# Document segment
They are complete opposites in many aspects of their design. It would not make sense.
python already forked the language once for py2 --> py3. it has taken a long time in many places for py3 to be adopted. i worked professionally with python for about 8 years and never once wrote a python 3 program for a client. the last enterprise i was working at that had python code would have had something like 1 million lines of custom python 2 code last year, and was showing no signs of slowing down, or thinking about porting to python 3. it is arguably not a winning move to make another backwards incompatible change to the language. a lot of the value is in the ecosystem of existing useful libraries.

one of the things i like about go - ease of deployment - is more irritating with python. but: once you have set up a pipeline for deploying your python code, then you're good. it's not really like the python language needs to be reengineered to compile into a single statically linked binary to make it possible to ship. these days there are containers and so forth, and historically a number of bundling and packaging tools for python apps have been available.

i would still pick python over go any day for prototyping algorithmic or numeric code -- it is a terser and more expressive language for computing things, and python's dynamic typing + duck typing lets you write syntactically generic code.

Yes, but mainly because you have identified the wrong differences.

Go is fast, because it is statically typed and compiled. But this requires a good understanding of programming or your program will simply not run. Learning Go as a first language is hard.

# Stored data
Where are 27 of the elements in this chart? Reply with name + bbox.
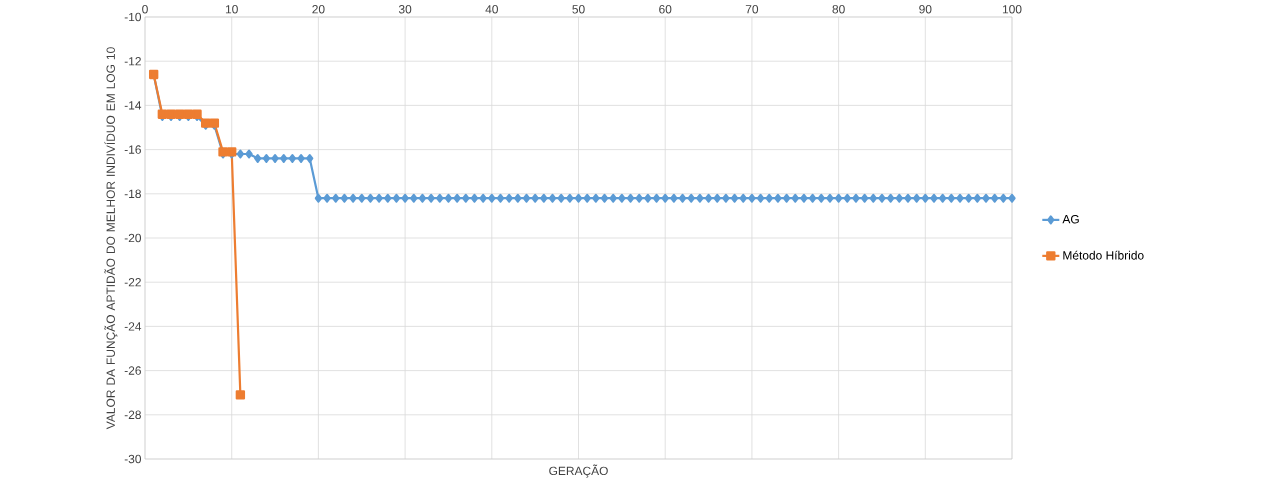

# Problems
1: From the Python-versus-Go discussion, list every quality it attributes to the Go language.
2: Summarize the Python-versus-Go discussion in two sentences.
3: Write out the passage of the Python-versus-Go discussion from "They are complete" to "existing useful libraries.".

# Responses
1:
- Ease of deployment
- Fast
- Statically typed
- Compiled
- Requires a good understanding of programming, or the program will not run
- Hard to learn as a first language

2: The discussion argues that another backwards-incompatible change to Python would be unwise, because Python 3 has been slow to be adopted and much of the language's value lies in its ecosystem of existing libraries. It adds that Python deployment can be handled with pipelines, containers and packaging tools, and it prefers Python over Go for prototyping algorithmic or numeric code, though it calls Go fast because it is statically typed and compiled.

3:
They are complete opposites in many aspects of their design. It would not make sense.
python already forked the language once for py2 --> py3. it has taken a long time in many places for py3 to be adopted. i worked professionally with python for about 8 years and never once wrote a python 3 program for a client. the last enterprise i was working at that had python code would have had something like 1 million lines of custom python 2 code last year, and was showing no signs of slowing down, or thinking about porting to python 3. it is arguably not a winning move to make another backwards incompatible change to the language. a lot of the value is in the ecosystem of existing useful libraries.